#### Provided information:
## Start
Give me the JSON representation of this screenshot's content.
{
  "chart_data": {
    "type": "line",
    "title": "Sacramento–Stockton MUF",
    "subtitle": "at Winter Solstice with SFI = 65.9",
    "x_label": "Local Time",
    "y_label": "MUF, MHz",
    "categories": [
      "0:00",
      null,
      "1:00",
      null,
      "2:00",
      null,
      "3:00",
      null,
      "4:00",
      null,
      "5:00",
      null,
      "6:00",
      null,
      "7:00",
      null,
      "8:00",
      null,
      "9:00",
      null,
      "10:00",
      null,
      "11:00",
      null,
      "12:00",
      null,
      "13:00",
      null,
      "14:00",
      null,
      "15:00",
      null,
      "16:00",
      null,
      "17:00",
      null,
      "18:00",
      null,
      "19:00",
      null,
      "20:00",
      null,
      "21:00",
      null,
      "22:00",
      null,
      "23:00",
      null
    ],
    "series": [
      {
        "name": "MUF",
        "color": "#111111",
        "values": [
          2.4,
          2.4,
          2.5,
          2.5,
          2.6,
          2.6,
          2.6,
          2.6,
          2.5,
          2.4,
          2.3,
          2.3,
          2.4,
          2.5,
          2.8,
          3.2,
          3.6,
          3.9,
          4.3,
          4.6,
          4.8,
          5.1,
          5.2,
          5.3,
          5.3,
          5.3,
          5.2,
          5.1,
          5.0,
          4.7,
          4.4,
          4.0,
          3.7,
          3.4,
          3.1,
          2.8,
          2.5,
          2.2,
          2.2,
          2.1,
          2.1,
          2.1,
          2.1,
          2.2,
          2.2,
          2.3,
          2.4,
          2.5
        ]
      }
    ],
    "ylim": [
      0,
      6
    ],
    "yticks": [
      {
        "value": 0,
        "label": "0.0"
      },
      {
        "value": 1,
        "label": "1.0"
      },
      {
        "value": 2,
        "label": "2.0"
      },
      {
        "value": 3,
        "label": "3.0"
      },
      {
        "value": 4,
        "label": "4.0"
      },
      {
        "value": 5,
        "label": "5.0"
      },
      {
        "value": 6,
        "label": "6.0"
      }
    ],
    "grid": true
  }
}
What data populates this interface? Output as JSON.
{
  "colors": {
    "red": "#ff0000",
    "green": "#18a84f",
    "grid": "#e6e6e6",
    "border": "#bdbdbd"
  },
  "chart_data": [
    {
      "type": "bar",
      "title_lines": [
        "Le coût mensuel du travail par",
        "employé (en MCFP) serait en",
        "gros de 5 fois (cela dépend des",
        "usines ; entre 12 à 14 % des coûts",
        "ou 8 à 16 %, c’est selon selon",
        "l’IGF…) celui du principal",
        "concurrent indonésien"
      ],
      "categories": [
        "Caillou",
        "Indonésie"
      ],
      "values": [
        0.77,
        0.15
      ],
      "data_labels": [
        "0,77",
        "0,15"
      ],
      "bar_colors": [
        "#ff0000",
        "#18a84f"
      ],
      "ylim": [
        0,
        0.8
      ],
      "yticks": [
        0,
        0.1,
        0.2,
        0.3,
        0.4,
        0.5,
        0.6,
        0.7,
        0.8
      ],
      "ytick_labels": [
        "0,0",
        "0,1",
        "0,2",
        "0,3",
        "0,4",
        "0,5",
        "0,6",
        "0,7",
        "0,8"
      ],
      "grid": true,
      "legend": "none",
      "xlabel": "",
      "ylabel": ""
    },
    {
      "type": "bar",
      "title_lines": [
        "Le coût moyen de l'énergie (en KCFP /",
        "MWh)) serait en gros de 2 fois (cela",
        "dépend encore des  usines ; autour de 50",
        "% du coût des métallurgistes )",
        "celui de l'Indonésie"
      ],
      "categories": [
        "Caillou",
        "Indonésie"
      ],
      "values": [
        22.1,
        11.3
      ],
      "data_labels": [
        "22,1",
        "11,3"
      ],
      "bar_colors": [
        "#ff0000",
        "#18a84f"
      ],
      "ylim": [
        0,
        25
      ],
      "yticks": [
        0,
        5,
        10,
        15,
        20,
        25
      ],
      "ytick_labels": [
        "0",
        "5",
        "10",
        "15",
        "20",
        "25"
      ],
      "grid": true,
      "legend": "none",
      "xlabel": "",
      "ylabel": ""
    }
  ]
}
## End
#### Set exercise:
Every line above should be printed again exactly as it stands.

#### Finished task:
Give me the JSON representation of this screenshot's content.
{
  "chart_data": {
    "type": "line",
    "title": "Sacramento–Stockton MUF",
    "subtitle": "at Winter Solstice with SFI = 65.9",
    "x_label": "Local Time",
    "y_label": "MUF, MHz",
    "categories": [
      "0:00",
      null,
      "1:00",
      null,
      "2:00",
      null,
      "3:00",
      null,
      "4:00",
      null,
      "5:00",
      null,
      "6:00",
      null,
      "7:00",
      null,
      "8:00",
      null,
      "9:00",
      null,
      "10:00",
      null,
      "11:00",
      null,
      "12:00",
      null,
      "13:00",
      null,
      "14:00",
      null,
      "15:00",
      null,
      "16:00",
      null,
      "17:00",
      null,
      "18:00",
      null,
      "19:00",
      null,
      "20:00",
      null,
      "21:00",
      null,
      "22:00",
      null,
      "23:00",
      null
    ],
    "series": [
      {
        "name": "MUF",
        "color": "#111111",
        "values": [
          2.4,
          2.4,
          2.5,
          2.5,
          2.6,
          2.6,
          2.6,
          2.6,
          2.5,
          2.4,
          2.3,
          2.3,
          2.4,
          2.5,
          2.8,
          3.2,
          3.6,
          3.9,
          4.3,
          4.6,
          4.8,
          5.1,
          5.2,
          5.3,
          5.3,
          5.3,
          5.2,
          5.1,
          5.0,
          4.7,
          4.4,
          4.0,
          3.7,
          3.4,
          3.1,
          2.8,
          2.5,
          2.2,
          2.2,
          2.1,
          2.1,
          2.1,
          2.1,
          2.2,
          2.2,
          2.3,
          2.4,
          2.5
        ]
      }
    ],
    "ylim": [
      0,
      6
    ],
    "yticks": [
      {
        "value": 0,
        "label": "0.0"
      },
      {
        "value": 1,
        "label": "1.0"
      },
      {
        "value": 2,
        "label": "2.0"
      },
      {
        "value": 3,
        "label": "3.0"
      },
      {
        "value": 4,
        "label": "4.0"
      },
      {
        "value": 5,
        "label": "5.0"
      },
      {
        "value": 6,
        "label": "6.0"
      }
    ],
    "grid": true
  }
}
What data populates this interface? Output as JSON.
{
  "colors": {
    "red": "#ff0000",
    "green": "#18a84f",
    "grid": "#e6e6e6",
    "border": "#bdbdbd"
  },
  "chart_data": [
    {
      "type": "bar",
      "title_lines": [
        "Le coût mensuel du travail par",
        "employé (en MCFP) serait en",
        "gros de 5 fois (cela dépend des",
        "usines ; entre 12 à 14 % des coûts",
        "ou 8 à 16 %, c’est selon selon",
        "l’IGF…) celui du principal",
        "concurrent indonésien"
      ],
      "categories": [
        "Caillou",
        "Indonésie"
      ],
      "values": [
        0.77,
        0.15
      ],
      "data_labels": [
        "0,77",
        "0,15"
      ],
      "bar_colors": [
        "#ff0000",
        "#18a84f"
      ],
      "ylim": [
        0,
        0.8
      ],
      "yticks": [
        0,
        0.1,
        0.2,
        0.3,
        0.4,
        0.5,
        0.6,
        0.7,
        0.8
      ],
      "ytick_labels": [
        "0,0",
        "0,1",
        "0,2",
        "0,3",
        "0,4",
        "0,5",
        "0,6",
        "0,7",
        "0,8"
      ],
      "grid": true,
      "legend": "none",
      "xlabel": "",
      "ylabel": ""
    },
    {
      "type": "bar",
      "title_lines": [
        "Le coût moyen de l'énergie (en KCFP /",
        "MWh)) serait en gros de 2 fois (cela",
        "dépend encore des  usines ; autour de 50",
        "% du coût des métallurgistes )",
        "celui de l'Indonésie"
      ],
      "categories": [
        "Caillou",
        "Indonésie"
      ],
      "values": [
        22.1,
        11.3
      ],
      "data_labels": [
        "22,1",
        "11,3"
      ],
      "bar_colors": [
        "#ff0000",
        "#18a84f"
      ],
      "ylim": [
        0,
        25
      ],
      "yticks": [
        0,
        5,
        10,
        15,
        20,
        25
      ],
      "ytick_labels": [
        "0",
        "5",
        "10",
        "15",
        "20",
        "25"
      ],
      "grid": true,
      "legend": "none",
      "xlabel": "",
      "ylabel": ""
    }
  ]
}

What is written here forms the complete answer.